[START INFORMATION SUPPLIED]
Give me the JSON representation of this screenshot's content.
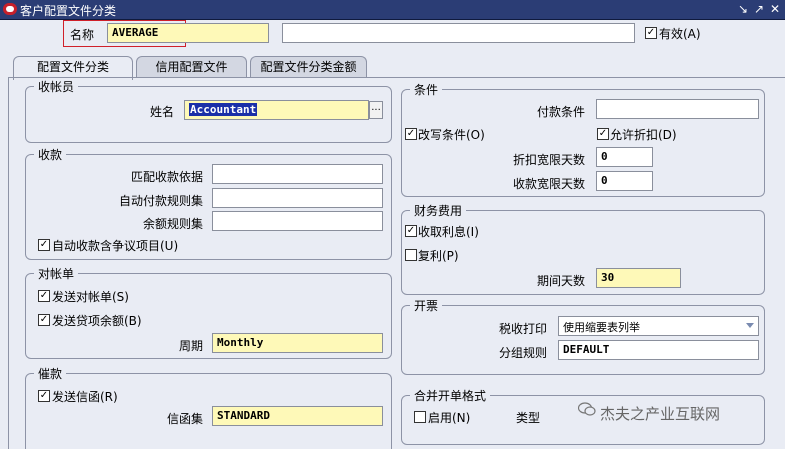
{
  "window": {
    "title": "客户配置文件分类",
    "controls": [
      "↘",
      "↗",
      "✕"
    ]
  },
  "header": {
    "name_label": "名称",
    "name_value": "AVERAGE",
    "description_value": "",
    "active_label": "有效(A)",
    "active_checked": true
  },
  "tabs": [
    {
      "label": "配置文件分类",
      "active": true
    },
    {
      "label": "信用配置文件",
      "active": false
    },
    {
      "label": "配置文件分类金额",
      "active": false
    }
  ],
  "collector": {
    "title": "收帐员",
    "name_label": "姓名",
    "name_value": "Accountant",
    "lov_glyph": "..."
  },
  "receipts": {
    "title": "收款",
    "match_label": "匹配收款依据",
    "match_value": "",
    "autocash_label": "自动付款规则集",
    "autocash_value": "",
    "remainder_label": "余额规则集",
    "remainder_value": "",
    "dispute_label": "自动收款含争议项目(U)",
    "dispute_checked": true
  },
  "statements": {
    "title": "对帐单",
    "send_label": "发送对帐单(S)",
    "send_checked": true,
    "credit_balance_label": "发送贷项余额(B)",
    "credit_balance_checked": true,
    "cycle_label": "周期",
    "cycle_value": "Monthly"
  },
  "dunning": {
    "title": "催款",
    "send_label": "发送信函(R)",
    "send_checked": true,
    "letterset_label": "信函集",
    "letterset_value": "STANDARD"
  },
  "terms": {
    "title": "条件",
    "payment_terms_label": "付款条件",
    "payment_terms_value": "",
    "override_label": "改写条件(O)",
    "override_checked": true,
    "discount_label": "允许折扣(D)",
    "discount_checked": true,
    "discount_grace_label": "折扣宽限天数",
    "discount_grace_value": "0",
    "receipt_grace_label": "收款宽限天数",
    "receipt_grace_value": "0"
  },
  "finance_charges": {
    "title": "财务费用",
    "charge_interest_label": "收取利息(I)",
    "charge_interest_checked": true,
    "compound_label": "复利(P)",
    "compound_checked": false,
    "period_label": "期间天数",
    "period_value": "30"
  },
  "invoicing": {
    "title": "开票",
    "tax_print_label": "税收打印",
    "tax_print_value": "使用缩要表列举",
    "grouping_label": "分组规则",
    "grouping_value": "DEFAULT"
  },
  "consolidated": {
    "title": "合并开单格式",
    "enable_label": "启用(N)",
    "enable_checked": false,
    "type_label": "类型"
  },
  "watermark": {
    "text": "杰夫之产业互联网"
  },
  "colors": {
    "titlebar": "#2b3d75",
    "panel": "#e9ecf4",
    "required_field": "#fef9b8",
    "highlight_box": "#d0202a"
  }
}
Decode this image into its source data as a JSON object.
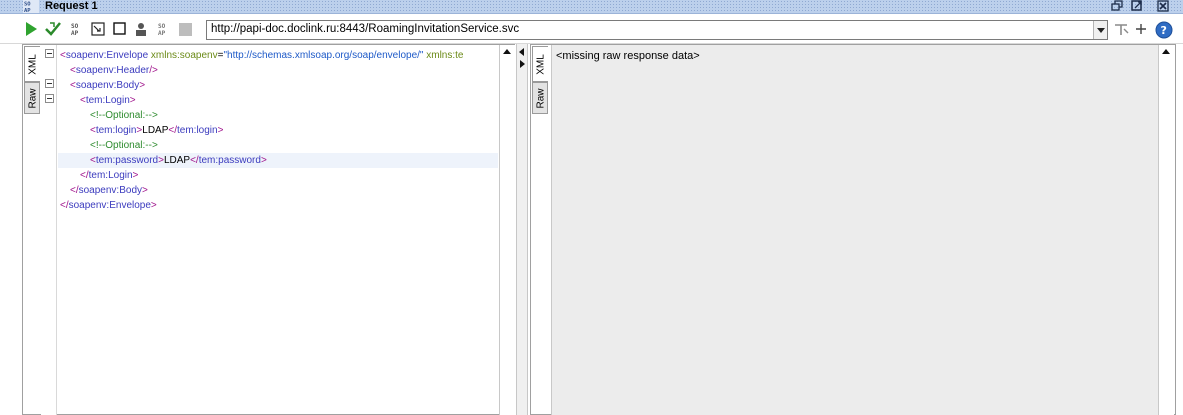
{
  "window": {
    "title": "Request 1",
    "title_icon_text": "SO AP",
    "buttons": [
      "restore",
      "maximize",
      "close"
    ]
  },
  "toolbar": {
    "icons": [
      "run-icon",
      "validate-icon",
      "soap-icon",
      "format-icon",
      "stop-icon",
      "user-icon",
      "soap2-icon",
      "cancel-icon"
    ],
    "url": "http://papi-doc.doclink.ru:8443/RoamingInvitationService.svc",
    "right_icons": [
      "endpoint-icon",
      "add-icon",
      "help-icon"
    ]
  },
  "left_editor": {
    "tabs": [
      "XML",
      "Raw"
    ],
    "lines": [
      {
        "indent": 0,
        "parts": [
          [
            "tag",
            "<"
          ],
          [
            "name",
            "soapenv:Envelope"
          ],
          [
            "attr",
            " xmlns:soapenv"
          ],
          [
            "txt",
            "="
          ],
          [
            "val",
            "\"http://schemas.xmlsoap.org/soap/envelope/\""
          ],
          [
            "attr",
            " xmlns:te"
          ]
        ]
      },
      {
        "indent": 1,
        "parts": [
          [
            "tag",
            "<"
          ],
          [
            "name",
            "soapenv:Header"
          ],
          [
            "tag",
            "/>"
          ]
        ]
      },
      {
        "indent": 1,
        "parts": [
          [
            "tag",
            "<"
          ],
          [
            "name",
            "soapenv:Body"
          ],
          [
            "tag",
            ">"
          ]
        ]
      },
      {
        "indent": 2,
        "parts": [
          [
            "tag",
            "<"
          ],
          [
            "name",
            "tem:Login"
          ],
          [
            "tag",
            ">"
          ]
        ]
      },
      {
        "indent": 3,
        "parts": [
          [
            "com",
            "<!--Optional:-->"
          ]
        ]
      },
      {
        "indent": 3,
        "parts": [
          [
            "tag",
            "<"
          ],
          [
            "name",
            "tem:login"
          ],
          [
            "tag",
            ">"
          ],
          [
            "txt",
            "LDAP"
          ],
          [
            "tag",
            "</"
          ],
          [
            "name",
            "tem:login"
          ],
          [
            "tag",
            ">"
          ]
        ]
      },
      {
        "indent": 3,
        "parts": [
          [
            "com",
            "<!--Optional:-->"
          ]
        ]
      },
      {
        "indent": 3,
        "parts": [
          [
            "tag",
            "<"
          ],
          [
            "name",
            "tem:password"
          ],
          [
            "tag",
            ">"
          ],
          [
            "txt",
            "LDAP"
          ],
          [
            "tag",
            "</"
          ],
          [
            "name",
            "tem:password"
          ],
          [
            "tag",
            ">"
          ]
        ]
      },
      {
        "indent": 2,
        "parts": [
          [
            "tag",
            "</"
          ],
          [
            "name",
            "tem:Login"
          ],
          [
            "tag",
            ">"
          ]
        ]
      },
      {
        "indent": 1,
        "parts": [
          [
            "tag",
            "</"
          ],
          [
            "name",
            "soapenv:Body"
          ],
          [
            "tag",
            ">"
          ]
        ]
      },
      {
        "indent": 0,
        "parts": [
          [
            "tag",
            "</"
          ],
          [
            "name",
            "soapenv:Envelope"
          ],
          [
            "tag",
            ">"
          ]
        ]
      }
    ],
    "highlighted_line": 8
  },
  "right_editor": {
    "tabs": [
      "XML",
      "Raw"
    ],
    "message": "<missing raw response data>"
  }
}
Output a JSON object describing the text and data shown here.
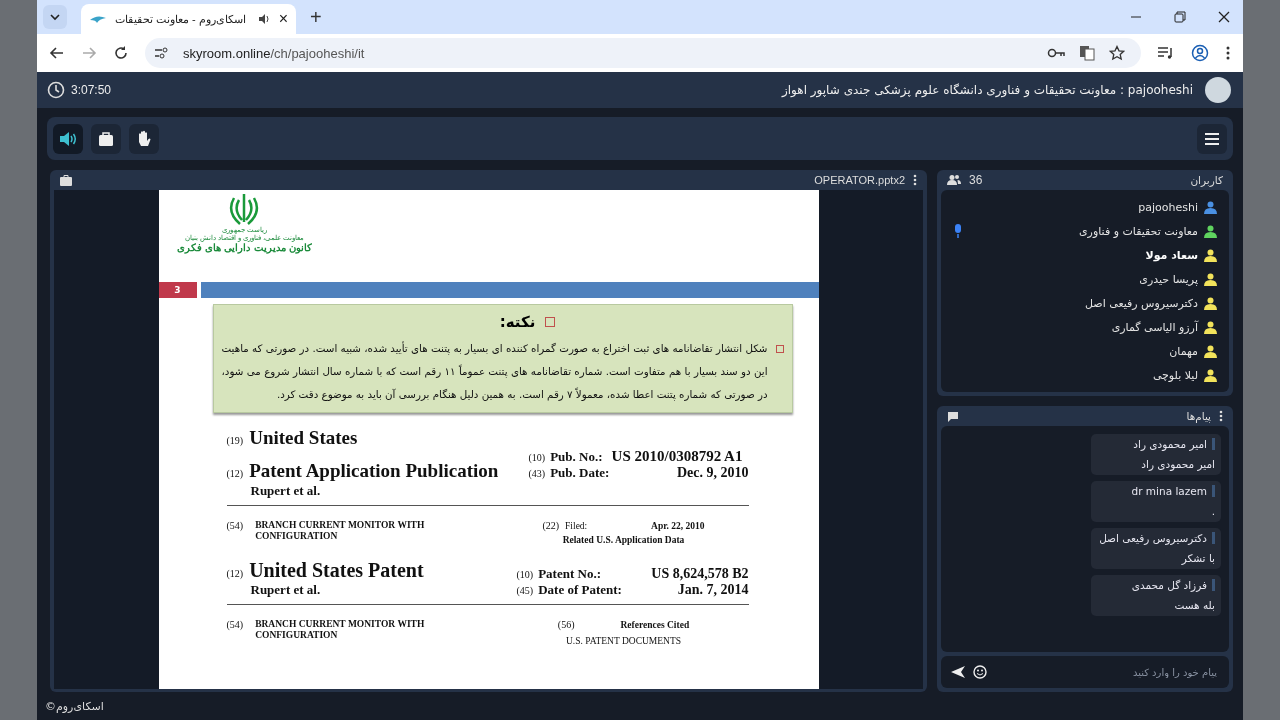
[END INFORMATION SUPPLIED]
### STATED PROBLEM
Write the records out once more, exactly as they appear, with no pictures.

### WRITTEN ANSWER
Give me the JSON representation of this screenshot's content.
{
  "window": {
    "title": "客户配置文件分类",
    "controls": [
      "↘",
      "↗",
      "✕"
    ]
  },
  "header": {
    "name_label": "名称",
    "name_value": "AVERAGE",
    "description_value": "",
    "active_label": "有效(A)",
    "active_checked": true
  },
  "tabs": [
    {
      "label": "配置文件分类",
      "active": true
    },
    {
      "label": "信用配置文件",
      "active": false
    },
    {
      "label": "配置文件分类金额",
      "active": false
    }
  ],
  "collector": {
    "title": "收帐员",
    "name_label": "姓名",
    "name_value": "Accountant",
    "lov_glyph": "..."
  },
  "receipts": {
    "title": "收款",
    "match_label": "匹配收款依据",
    "match_value": "",
    "autocash_label": "自动付款规则集",
    "autocash_value": "",
    "remainder_label": "余额规则集",
    "remainder_value": "",
    "dispute_label": "自动收款含争议项目(U)",
    "dispute_checked": true
  },
  "statements": {
    "title": "对帐单",
    "send_label": "发送对帐单(S)",
    "send_checked": true,
    "credit_balance_label": "发送贷项余额(B)",
    "credit_balance_checked": true,
    "cycle_label": "周期",
    "cycle_value": "Monthly"
  },
  "dunning": {
    "title": "催款",
    "send_label": "发送信函(R)",
    "send_checked": true,
    "letterset_label": "信函集",
    "letterset_value": "STANDARD"
  },
  "terms": {
    "title": "条件",
    "payment_terms_label": "付款条件",
    "payment_terms_value": "",
    "override_label": "改写条件(O)",
    "override_checked": true,
    "discount_label": "允许折扣(D)",
    "discount_checked": true,
    "discount_grace_label": "折扣宽限天数",
    "discount_grace_value": "0",
    "receipt_grace_label": "收款宽限天数",
    "receipt_grace_value": "0"
  },
  "finance_charges": {
    "title": "财务费用",
    "charge_interest_label": "收取利息(I)",
    "charge_interest_checked": true,
    "compound_label": "复利(P)",
    "compound_checked": false,
    "period_label": "期间天数",
    "period_value": "30"
  },
  "invoicing": {
    "title": "开票",
    "tax_print_label": "税收打印",
    "tax_print_value": "使用缩要表列举",
    "grouping_label": "分组规则",
    "grouping_value": "DEFAULT"
  },
  "consolidated": {
    "title": "合并开单格式",
    "enable_label": "启用(N)",
    "enable_checked": false,
    "type_label": "类型"
  },
  "watermark": {
    "text": "杰夫之产业互联网"
  },
  "colors": {
    "titlebar": "#2b3d75",
    "panel": "#e9ecf4",
    "required_field": "#fef9b8",
    "highlight_box": "#d0202a"
  }
}
Decode this image into its source data as a JSON object.
{
  "window": {
    "title": "Request 1",
    "title_icon_text": "SO AP",
    "buttons": [
      "restore",
      "maximize",
      "close"
    ]
  },
  "toolbar": {
    "icons": [
      "run-icon",
      "validate-icon",
      "soap-icon",
      "format-icon",
      "stop-icon",
      "user-icon",
      "soap2-icon",
      "cancel-icon"
    ],
    "url": "http://papi-doc.doclink.ru:8443/RoamingInvitationService.svc",
    "right_icons": [
      "endpoint-icon",
      "add-icon",
      "help-icon"
    ]
  },
  "left_editor": {
    "tabs": [
      "XML",
      "Raw"
    ],
    "lines": [
      {
        "indent": 0,
        "parts": [
          [
            "tag",
            "<"
          ],
          [
            "name",
            "soapenv:Envelope"
          ],
          [
            "attr",
            " xmlns:soapenv"
          ],
          [
            "txt",
            "="
          ],
          [
            "val",
            "\"http://schemas.xmlsoap.org/soap/envelope/\""
          ],
          [
            "attr",
            " xmlns:te"
          ]
        ]
      },
      {
        "indent": 1,
        "parts": [
          [
            "tag",
            "<"
          ],
          [
            "name",
            "soapenv:Header"
          ],
          [
            "tag",
            "/>"
          ]
        ]
      },
      {
        "indent": 1,
        "parts": [
          [
            "tag",
            "<"
          ],
          [
            "name",
            "soapenv:Body"
          ],
          [
            "tag",
            ">"
          ]
        ]
      },
      {
        "indent": 2,
        "parts": [
          [
            "tag",
            "<"
          ],
          [
            "name",
            "tem:Login"
          ],
          [
            "tag",
            ">"
          ]
        ]
      },
      {
        "indent": 3,
        "parts": [
          [
            "com",
            "<!--Optional:-->"
          ]
        ]
      },
      {
        "indent": 3,
        "parts": [
          [
            "tag",
            "<"
          ],
          [
            "name",
            "tem:login"
          ],
          [
            "tag",
            ">"
          ],
          [
            "txt",
            "LDAP"
          ],
          [
            "tag",
            "</"
          ],
          [
            "name",
            "tem:login"
          ],
          [
            "tag",
            ">"
          ]
        ]
      },
      {
        "indent": 3,
        "parts": [
          [
            "com",
            "<!--Optional:-->"
          ]
        ]
      },
      {
        "indent": 3,
        "parts": [
          [
            "tag",
            "<"
          ],
          [
            "name",
            "tem:password"
          ],
          [
            "tag",
            ">"
          ],
          [
            "txt",
            "LDAP"
          ],
          [
            "tag",
            "</"
          ],
          [
            "name",
            "tem:password"
          ],
          [
            "tag",
            ">"
          ]
        ]
      },
      {
        "indent": 2,
        "parts": [
          [
            "tag",
            "</"
          ],
          [
            "name",
            "tem:Login"
          ],
          [
            "tag",
            ">"
          ]
        ]
      },
      {
        "indent": 1,
        "parts": [
          [
            "tag",
            "</"
          ],
          [
            "name",
            "soapenv:Body"
          ],
          [
            "tag",
            ">"
          ]
        ]
      },
      {
        "indent": 0,
        "parts": [
          [
            "tag",
            "</"
          ],
          [
            "name",
            "soapenv:Envelope"
          ],
          [
            "tag",
            ">"
          ]
        ]
      }
    ],
    "highlighted_line": 8
  },
  "right_editor": {
    "tabs": [
      "XML",
      "Raw"
    ],
    "message": "<missing raw response data>"
  }
}
Output a JSON object describing the text and data shown here.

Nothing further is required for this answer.